:: Material provided ::

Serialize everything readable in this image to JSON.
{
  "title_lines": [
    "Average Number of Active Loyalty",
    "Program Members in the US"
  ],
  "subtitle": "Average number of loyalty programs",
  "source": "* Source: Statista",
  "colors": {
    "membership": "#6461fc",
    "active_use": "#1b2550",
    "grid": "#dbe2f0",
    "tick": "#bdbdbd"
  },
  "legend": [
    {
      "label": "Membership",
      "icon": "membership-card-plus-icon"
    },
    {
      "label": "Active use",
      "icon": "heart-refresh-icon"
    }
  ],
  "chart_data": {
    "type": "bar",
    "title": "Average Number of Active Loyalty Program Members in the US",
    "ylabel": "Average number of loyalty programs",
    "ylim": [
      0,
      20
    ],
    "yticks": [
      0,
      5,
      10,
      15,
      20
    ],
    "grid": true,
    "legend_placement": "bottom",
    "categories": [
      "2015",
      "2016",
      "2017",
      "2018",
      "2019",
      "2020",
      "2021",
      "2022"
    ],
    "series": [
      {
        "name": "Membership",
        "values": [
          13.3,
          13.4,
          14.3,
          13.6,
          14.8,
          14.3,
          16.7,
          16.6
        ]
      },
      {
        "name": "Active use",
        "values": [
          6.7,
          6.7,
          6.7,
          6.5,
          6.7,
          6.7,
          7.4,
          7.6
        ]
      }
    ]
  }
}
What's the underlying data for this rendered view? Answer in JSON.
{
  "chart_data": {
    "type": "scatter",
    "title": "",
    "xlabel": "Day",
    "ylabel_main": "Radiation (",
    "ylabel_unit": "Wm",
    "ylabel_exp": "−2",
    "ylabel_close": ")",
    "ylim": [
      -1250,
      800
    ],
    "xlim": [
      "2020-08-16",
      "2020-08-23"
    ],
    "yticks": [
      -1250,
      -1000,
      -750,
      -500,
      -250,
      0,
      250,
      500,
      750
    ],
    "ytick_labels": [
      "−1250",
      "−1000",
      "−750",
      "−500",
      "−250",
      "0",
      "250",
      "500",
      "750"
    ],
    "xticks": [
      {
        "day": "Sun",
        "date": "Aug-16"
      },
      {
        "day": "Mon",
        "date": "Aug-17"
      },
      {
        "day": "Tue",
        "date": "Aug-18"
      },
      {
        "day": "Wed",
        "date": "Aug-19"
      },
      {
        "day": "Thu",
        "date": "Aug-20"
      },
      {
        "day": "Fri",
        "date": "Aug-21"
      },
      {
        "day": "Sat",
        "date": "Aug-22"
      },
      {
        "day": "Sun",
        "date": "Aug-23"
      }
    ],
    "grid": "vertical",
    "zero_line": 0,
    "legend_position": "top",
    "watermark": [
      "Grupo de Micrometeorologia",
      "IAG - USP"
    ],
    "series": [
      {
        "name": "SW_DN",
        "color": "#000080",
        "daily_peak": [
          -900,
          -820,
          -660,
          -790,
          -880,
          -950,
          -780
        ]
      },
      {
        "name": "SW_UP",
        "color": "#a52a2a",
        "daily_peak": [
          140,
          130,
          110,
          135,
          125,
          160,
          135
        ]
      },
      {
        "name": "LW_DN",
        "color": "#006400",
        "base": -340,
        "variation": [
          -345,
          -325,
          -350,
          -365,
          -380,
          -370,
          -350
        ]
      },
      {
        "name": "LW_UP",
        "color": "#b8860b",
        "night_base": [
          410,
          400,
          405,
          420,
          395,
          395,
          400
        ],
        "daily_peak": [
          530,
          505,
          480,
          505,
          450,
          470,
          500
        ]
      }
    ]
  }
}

:::

_Task instructions_
Within the entries above, how many lines contain "grid"? Respond with the number only.

_Exercise solution_
3